→ WHAT IS BEING ASKED
Would you write out the listing verbatim and skip every picture in it?

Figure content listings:

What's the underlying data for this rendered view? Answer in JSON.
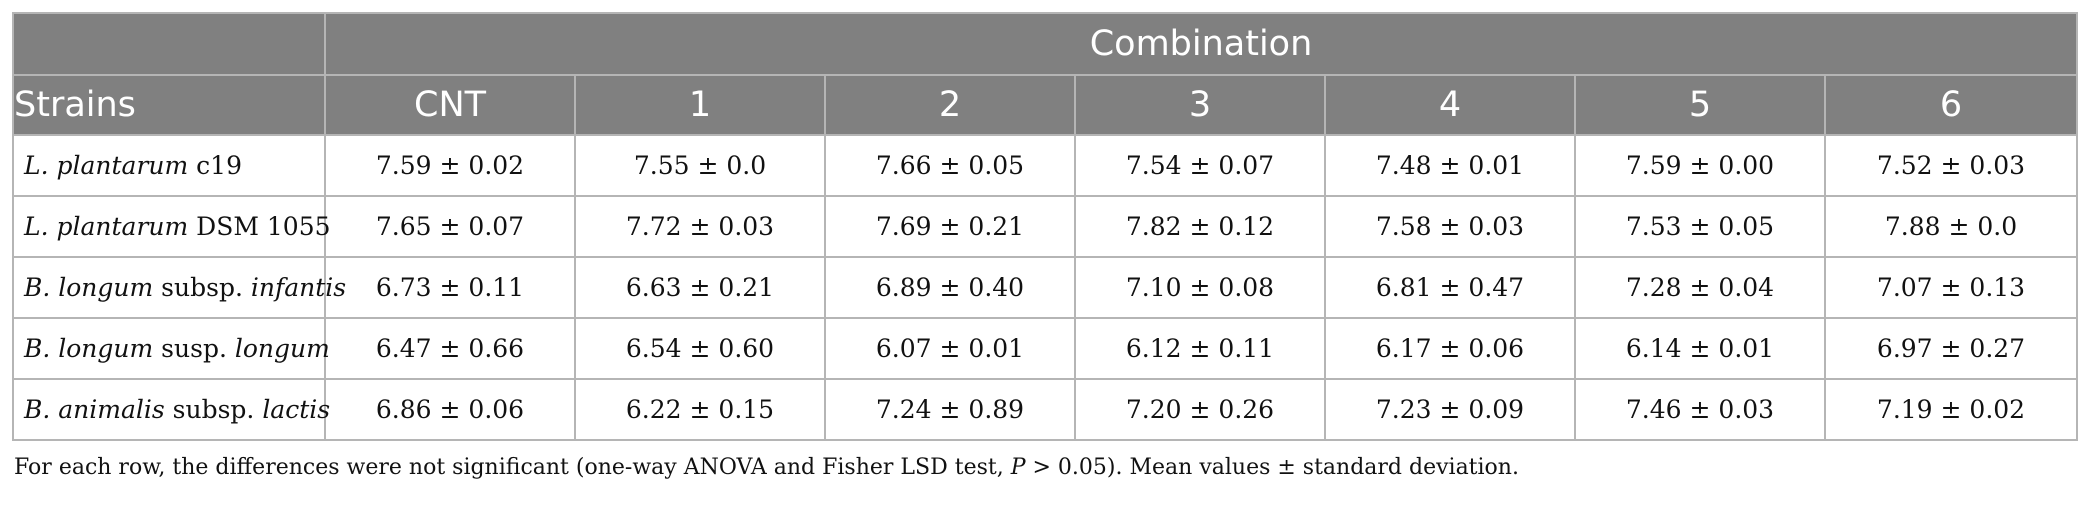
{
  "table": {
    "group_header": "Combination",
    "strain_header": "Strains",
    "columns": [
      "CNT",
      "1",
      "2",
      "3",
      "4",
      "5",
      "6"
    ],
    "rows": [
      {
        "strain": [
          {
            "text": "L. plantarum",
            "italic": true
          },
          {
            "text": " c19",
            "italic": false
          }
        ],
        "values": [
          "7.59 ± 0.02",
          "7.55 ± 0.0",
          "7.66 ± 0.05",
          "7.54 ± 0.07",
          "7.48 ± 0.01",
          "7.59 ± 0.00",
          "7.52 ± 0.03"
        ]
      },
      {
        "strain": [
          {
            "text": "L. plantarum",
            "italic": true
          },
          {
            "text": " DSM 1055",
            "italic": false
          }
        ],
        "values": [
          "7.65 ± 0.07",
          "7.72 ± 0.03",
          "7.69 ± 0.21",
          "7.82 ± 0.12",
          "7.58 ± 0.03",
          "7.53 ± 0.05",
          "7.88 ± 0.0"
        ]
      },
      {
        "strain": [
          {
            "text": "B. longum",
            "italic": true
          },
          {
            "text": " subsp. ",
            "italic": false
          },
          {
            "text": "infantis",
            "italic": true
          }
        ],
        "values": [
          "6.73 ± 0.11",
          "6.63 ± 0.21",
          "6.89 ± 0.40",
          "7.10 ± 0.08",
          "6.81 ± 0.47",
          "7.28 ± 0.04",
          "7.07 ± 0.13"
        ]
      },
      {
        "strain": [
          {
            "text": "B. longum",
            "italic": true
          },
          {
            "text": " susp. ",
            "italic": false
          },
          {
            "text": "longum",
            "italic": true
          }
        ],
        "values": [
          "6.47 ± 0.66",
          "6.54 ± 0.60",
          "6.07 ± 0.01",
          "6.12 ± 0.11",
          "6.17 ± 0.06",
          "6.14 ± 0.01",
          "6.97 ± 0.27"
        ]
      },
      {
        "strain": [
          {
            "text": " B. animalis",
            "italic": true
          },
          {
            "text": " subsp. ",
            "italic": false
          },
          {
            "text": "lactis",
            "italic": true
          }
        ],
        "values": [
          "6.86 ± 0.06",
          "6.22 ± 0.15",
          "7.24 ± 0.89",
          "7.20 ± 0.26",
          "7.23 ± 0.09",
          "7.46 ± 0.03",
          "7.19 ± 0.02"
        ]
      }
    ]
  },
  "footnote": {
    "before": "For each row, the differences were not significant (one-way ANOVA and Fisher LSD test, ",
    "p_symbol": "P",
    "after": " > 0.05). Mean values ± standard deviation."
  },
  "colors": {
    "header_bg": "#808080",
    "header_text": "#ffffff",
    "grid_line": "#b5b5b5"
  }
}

→ TASK RESULT
What's the underlying data for this rendered view? Answer in JSON.
{
  "table": {
    "group_header": "Combination",
    "strain_header": "Strains",
    "columns": [
      "CNT",
      "1",
      "2",
      "3",
      "4",
      "5",
      "6"
    ],
    "rows": [
      {
        "strain": [
          {
            "text": "L. plantarum",
            "italic": true
          },
          {
            "text": " c19",
            "italic": false
          }
        ],
        "values": [
          "7.59 ± 0.02",
          "7.55 ± 0.0",
          "7.66 ± 0.05",
          "7.54 ± 0.07",
          "7.48 ± 0.01",
          "7.59 ± 0.00",
          "7.52 ± 0.03"
        ]
      },
      {
        "strain": [
          {
            "text": "L. plantarum",
            "italic": true
          },
          {
            "text": " DSM 1055",
            "italic": false
          }
        ],
        "values": [
          "7.65 ± 0.07",
          "7.72 ± 0.03",
          "7.69 ± 0.21",
          "7.82 ± 0.12",
          "7.58 ± 0.03",
          "7.53 ± 0.05",
          "7.88 ± 0.0"
        ]
      },
      {
        "strain": [
          {
            "text": "B. longum",
            "italic": true
          },
          {
            "text": " subsp. ",
            "italic": false
          },
          {
            "text": "infantis",
            "italic": true
          }
        ],
        "values": [
          "6.73 ± 0.11",
          "6.63 ± 0.21",
          "6.89 ± 0.40",
          "7.10 ± 0.08",
          "6.81 ± 0.47",
          "7.28 ± 0.04",
          "7.07 ± 0.13"
        ]
      },
      {
        "strain": [
          {
            "text": "B. longum",
            "italic": true
          },
          {
            "text": " susp. ",
            "italic": false
          },
          {
            "text": "longum",
            "italic": true
          }
        ],
        "values": [
          "6.47 ± 0.66",
          "6.54 ± 0.60",
          "6.07 ± 0.01",
          "6.12 ± 0.11",
          "6.17 ± 0.06",
          "6.14 ± 0.01",
          "6.97 ± 0.27"
        ]
      },
      {
        "strain": [
          {
            "text": " B. animalis",
            "italic": true
          },
          {
            "text": " subsp. ",
            "italic": false
          },
          {
            "text": "lactis",
            "italic": true
          }
        ],
        "values": [
          "6.86 ± 0.06",
          "6.22 ± 0.15",
          "7.24 ± 0.89",
          "7.20 ± 0.26",
          "7.23 ± 0.09",
          "7.46 ± 0.03",
          "7.19 ± 0.02"
        ]
      }
    ]
  },
  "footnote": {
    "before": "For each row, the differences were not significant (one-way ANOVA and Fisher LSD test, ",
    "p_symbol": "P",
    "after": " > 0.05). Mean values ± standard deviation."
  },
  "colors": {
    "header_bg": "#808080",
    "header_text": "#ffffff",
    "grid_line": "#b5b5b5"
  }
}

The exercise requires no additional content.